**WORK TO BE COMPLETED:**
Among the entries, which lines carry the string "that"? Copy each of them.

**INPUT MATERIAL:**

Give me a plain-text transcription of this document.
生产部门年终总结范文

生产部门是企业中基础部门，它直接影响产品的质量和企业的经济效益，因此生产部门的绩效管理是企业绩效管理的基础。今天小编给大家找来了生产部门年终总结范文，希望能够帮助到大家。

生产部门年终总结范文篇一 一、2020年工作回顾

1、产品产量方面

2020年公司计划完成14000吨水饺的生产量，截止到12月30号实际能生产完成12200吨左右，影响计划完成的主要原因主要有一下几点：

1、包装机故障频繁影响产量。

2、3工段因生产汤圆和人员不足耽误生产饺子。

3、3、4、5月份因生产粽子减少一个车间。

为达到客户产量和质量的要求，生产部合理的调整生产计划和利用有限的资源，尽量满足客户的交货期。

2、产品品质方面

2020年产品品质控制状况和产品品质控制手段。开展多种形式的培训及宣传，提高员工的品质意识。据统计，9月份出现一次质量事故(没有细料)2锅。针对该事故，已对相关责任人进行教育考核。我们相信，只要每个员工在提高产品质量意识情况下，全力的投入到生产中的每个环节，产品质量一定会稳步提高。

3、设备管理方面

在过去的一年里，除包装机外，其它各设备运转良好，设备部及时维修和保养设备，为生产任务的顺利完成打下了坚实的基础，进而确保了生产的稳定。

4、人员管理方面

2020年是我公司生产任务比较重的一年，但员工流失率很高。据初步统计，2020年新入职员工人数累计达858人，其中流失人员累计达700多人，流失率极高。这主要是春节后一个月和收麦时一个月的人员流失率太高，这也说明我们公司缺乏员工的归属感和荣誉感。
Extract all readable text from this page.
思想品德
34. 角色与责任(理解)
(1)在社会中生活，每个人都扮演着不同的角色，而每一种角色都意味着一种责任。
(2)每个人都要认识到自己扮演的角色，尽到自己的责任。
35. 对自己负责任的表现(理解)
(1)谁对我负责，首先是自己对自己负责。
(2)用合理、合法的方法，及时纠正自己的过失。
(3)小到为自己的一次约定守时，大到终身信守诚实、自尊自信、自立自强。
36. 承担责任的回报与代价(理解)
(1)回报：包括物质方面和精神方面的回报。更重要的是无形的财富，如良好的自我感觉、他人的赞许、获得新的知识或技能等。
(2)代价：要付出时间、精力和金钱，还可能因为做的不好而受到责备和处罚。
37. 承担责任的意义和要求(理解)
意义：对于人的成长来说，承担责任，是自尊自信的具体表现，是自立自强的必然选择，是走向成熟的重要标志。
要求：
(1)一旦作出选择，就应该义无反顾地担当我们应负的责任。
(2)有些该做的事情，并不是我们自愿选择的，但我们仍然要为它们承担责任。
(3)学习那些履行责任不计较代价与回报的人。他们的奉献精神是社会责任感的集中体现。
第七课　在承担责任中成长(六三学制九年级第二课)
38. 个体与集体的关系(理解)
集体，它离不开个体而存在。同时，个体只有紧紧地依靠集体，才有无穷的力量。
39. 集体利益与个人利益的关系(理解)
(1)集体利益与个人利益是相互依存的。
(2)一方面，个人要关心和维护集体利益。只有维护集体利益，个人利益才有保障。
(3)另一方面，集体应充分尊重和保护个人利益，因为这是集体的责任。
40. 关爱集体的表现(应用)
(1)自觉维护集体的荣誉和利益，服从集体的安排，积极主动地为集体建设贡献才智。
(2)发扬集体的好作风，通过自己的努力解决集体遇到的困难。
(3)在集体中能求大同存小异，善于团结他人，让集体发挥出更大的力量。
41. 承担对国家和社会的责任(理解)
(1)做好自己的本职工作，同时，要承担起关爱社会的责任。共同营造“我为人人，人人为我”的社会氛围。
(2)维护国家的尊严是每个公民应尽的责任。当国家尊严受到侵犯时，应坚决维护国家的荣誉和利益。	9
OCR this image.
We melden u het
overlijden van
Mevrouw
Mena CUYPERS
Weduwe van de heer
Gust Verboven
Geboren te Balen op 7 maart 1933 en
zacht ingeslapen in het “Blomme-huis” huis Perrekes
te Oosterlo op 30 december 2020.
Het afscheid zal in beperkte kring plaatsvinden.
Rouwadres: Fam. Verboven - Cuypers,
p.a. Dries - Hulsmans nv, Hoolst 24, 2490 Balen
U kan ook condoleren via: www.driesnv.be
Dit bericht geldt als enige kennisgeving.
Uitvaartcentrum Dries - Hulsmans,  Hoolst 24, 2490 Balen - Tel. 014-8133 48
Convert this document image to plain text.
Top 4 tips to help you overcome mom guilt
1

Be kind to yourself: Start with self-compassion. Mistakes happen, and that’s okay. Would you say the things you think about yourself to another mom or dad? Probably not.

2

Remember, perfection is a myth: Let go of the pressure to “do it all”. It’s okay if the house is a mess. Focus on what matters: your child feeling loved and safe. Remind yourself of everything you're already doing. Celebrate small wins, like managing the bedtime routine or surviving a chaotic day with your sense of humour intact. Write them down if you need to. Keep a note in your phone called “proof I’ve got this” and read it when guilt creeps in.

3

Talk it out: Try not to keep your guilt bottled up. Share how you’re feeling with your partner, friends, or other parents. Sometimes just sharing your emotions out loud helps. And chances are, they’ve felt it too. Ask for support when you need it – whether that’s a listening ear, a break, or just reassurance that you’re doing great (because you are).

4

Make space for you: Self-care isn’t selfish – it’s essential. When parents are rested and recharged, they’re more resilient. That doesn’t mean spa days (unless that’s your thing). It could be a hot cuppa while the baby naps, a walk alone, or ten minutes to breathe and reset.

**RESULT FOR THIS TASK:**
Be kind to yourself: Start with self-compassion. Mistakes happen, and that’s okay. Would you say the things you think about yourself to another mom or dad? Probably not.
Talk it out: Try not to keep your guilt bottled up. Share how you’re feeling with your partner, friends, or other parents. Sometimes just sharing your emotions out loud helps. And chances are, they’ve felt it too. Ask for support when you need it – whether that’s a listening ear, a break, or just reassurance that you’re doing great (because you are).
Make space for you: Self-care isn’t selfish – it’s essential. When parents are rested and recharged, they’re more resilient. That doesn’t mean spa days (unless that’s your thing). It could be a hot cuppa while the baby naps, a walk alone, or ten minutes to breathe and reset.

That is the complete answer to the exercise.